What is needed
Type out all the records word for word. Any pictures are to be left out.

Entries shown
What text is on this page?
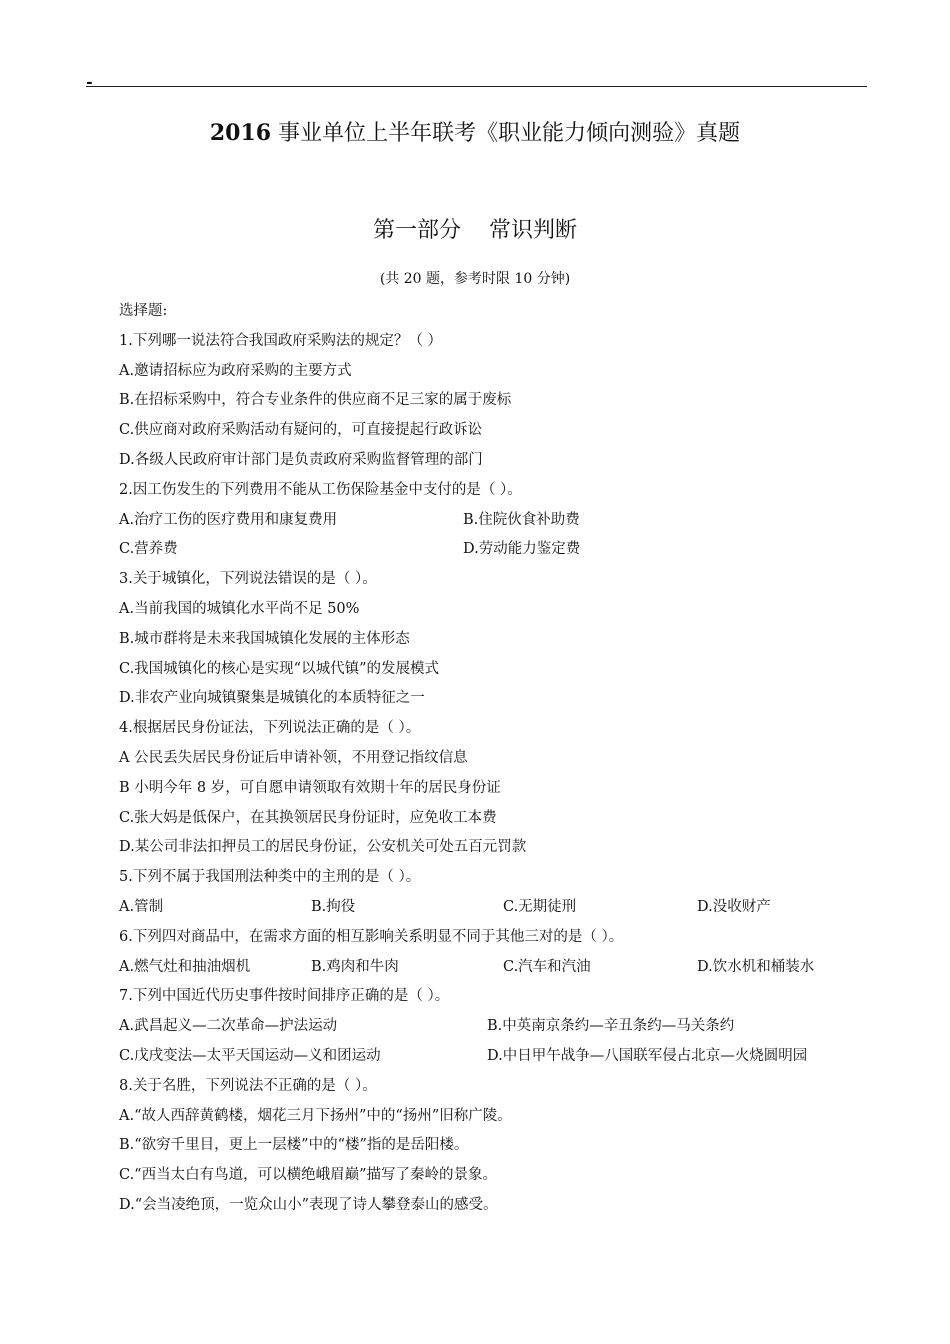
-
2016 事业单位上半年联考《职业能力倾向测验》真题
第一部分    常识判断
(共 20 题，参考时限 10 分钟)
选择题:
1.下列哪一说法符合我国政府采购法的规定？（ ）
A.邀请招标应为政府采购的主要方式
B.在招标采购中，符合专业条件的供应商不足三家的属于废标
C.供应商对政府采购活动有疑问的，可直接提起行政诉讼
D.各级人民政府审计部门是负责政府采购监督管理的部门
2.因工伤发生的下列费用不能从工伤保险基金中支付的是（ ）。
A.治疗工伤的医疗费用和康复费用	B.住院伙食补助费
C.营养费	D.劳动能力鉴定费
3.关于城镇化，下列说法错误的是（ ）。
A.当前我国的城镇化水平尚不足 50%
B.城市群将是未来我国城镇化发展的主体形态
C.我国城镇化的核心是实现“以城代镇”的发展模式
D.非农产业向城镇聚集是城镇化的本质特征之一
4.根据居民身份证法，下列说法正确的是（ ）。
A 公民丢失居民身份证后申请补领，不用登记指纹信息
B 小明今年 8 岁，可自愿申请领取有效期十年的居民身份证
C.张大妈是低保户，在其换领居民身份证时，应免收工本费
D.某公司非法扣押员工的居民身份证，公安机关可处五百元罚款
5.下列不属于我国刑法种类中的主刑的是（ ）。
A.管制	B.拘役	C.无期徒刑	D.没收财产
6.下列四对商品中，在需求方面的相互影响关系明显不同于其他三对的是（ ）。
A.燃气灶和抽油烟机	B.鸡肉和牛肉	C.汽车和汽油	D.饮水机和桶装水
7.下列中国近代历史事件按时间排序正确的是（ ）。
A.武昌起义—二次革命—护法运动	B.中英南京条约—辛丑条约—马关条约
C.戊戌变法—太平天国运动—义和团运动	D.中日甲午战争—八国联军侵占北京—火烧圆明园
8.关于名胜，下列说法不正确的是（ ）。
A.“故人西辞黄鹤楼，烟花三月下扬州”中的“扬州”旧称广陵。
B.“欲穷千里目，更上一层楼”中的“楼”指的是岳阳楼。
C.“西当太白有鸟道，可以横绝峨眉巅”描写了秦岭的景象。
D.“会当凌绝顶，一览众山小”表现了诗人攀登泰山的感受。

Exercise response
What text is on this page?
-
2016 事业单位上半年联考《职业能力倾向测验》真题
第一部分    常识判断
(共 20 题，参考时限 10 分钟)
选择题:
1.下列哪一说法符合我国政府采购法的规定？（ ）
A.邀请招标应为政府采购的主要方式
B.在招标采购中，符合专业条件的供应商不足三家的属于废标
C.供应商对政府采购活动有疑问的，可直接提起行政诉讼
D.各级人民政府审计部门是负责政府采购监督管理的部门
2.因工伤发生的下列费用不能从工伤保险基金中支付的是（ ）。
A.治疗工伤的医疗费用和康复费用	B.住院伙食补助费
C.营养费	D.劳动能力鉴定费
3.关于城镇化，下列说法错误的是（ ）。
A.当前我国的城镇化水平尚不足 50%
B.城市群将是未来我国城镇化发展的主体形态
C.我国城镇化的核心是实现“以城代镇”的发展模式
D.非农产业向城镇聚集是城镇化的本质特征之一
4.根据居民身份证法，下列说法正确的是（ ）。
A 公民丢失居民身份证后申请补领，不用登记指纹信息
B 小明今年 8 岁，可自愿申请领取有效期十年的居民身份证
C.张大妈是低保户，在其换领居民身份证时，应免收工本费
D.某公司非法扣押员工的居民身份证，公安机关可处五百元罚款
5.下列不属于我国刑法种类中的主刑的是（ ）。
A.管制	B.拘役	C.无期徒刑	D.没收财产
6.下列四对商品中，在需求方面的相互影响关系明显不同于其他三对的是（ ）。
A.燃气灶和抽油烟机	B.鸡肉和牛肉	C.汽车和汽油	D.饮水机和桶装水
7.下列中国近代历史事件按时间排序正确的是（ ）。
A.武昌起义—二次革命—护法运动	B.中英南京条约—辛丑条约—马关条约
C.戊戌变法—太平天国运动—义和团运动	D.中日甲午战争—八国联军侵占北京—火烧圆明园
8.关于名胜，下列说法不正确的是（ ）。
A.“故人西辞黄鹤楼，烟花三月下扬州”中的“扬州”旧称广陵。
B.“欲穷千里目，更上一层楼”中的“楼”指的是岳阳楼。
C.“西当太白有鸟道，可以横绝峨眉巅”描写了秦岭的景象。
D.“会当凌绝顶，一览众山小”表现了诗人攀登泰山的感受。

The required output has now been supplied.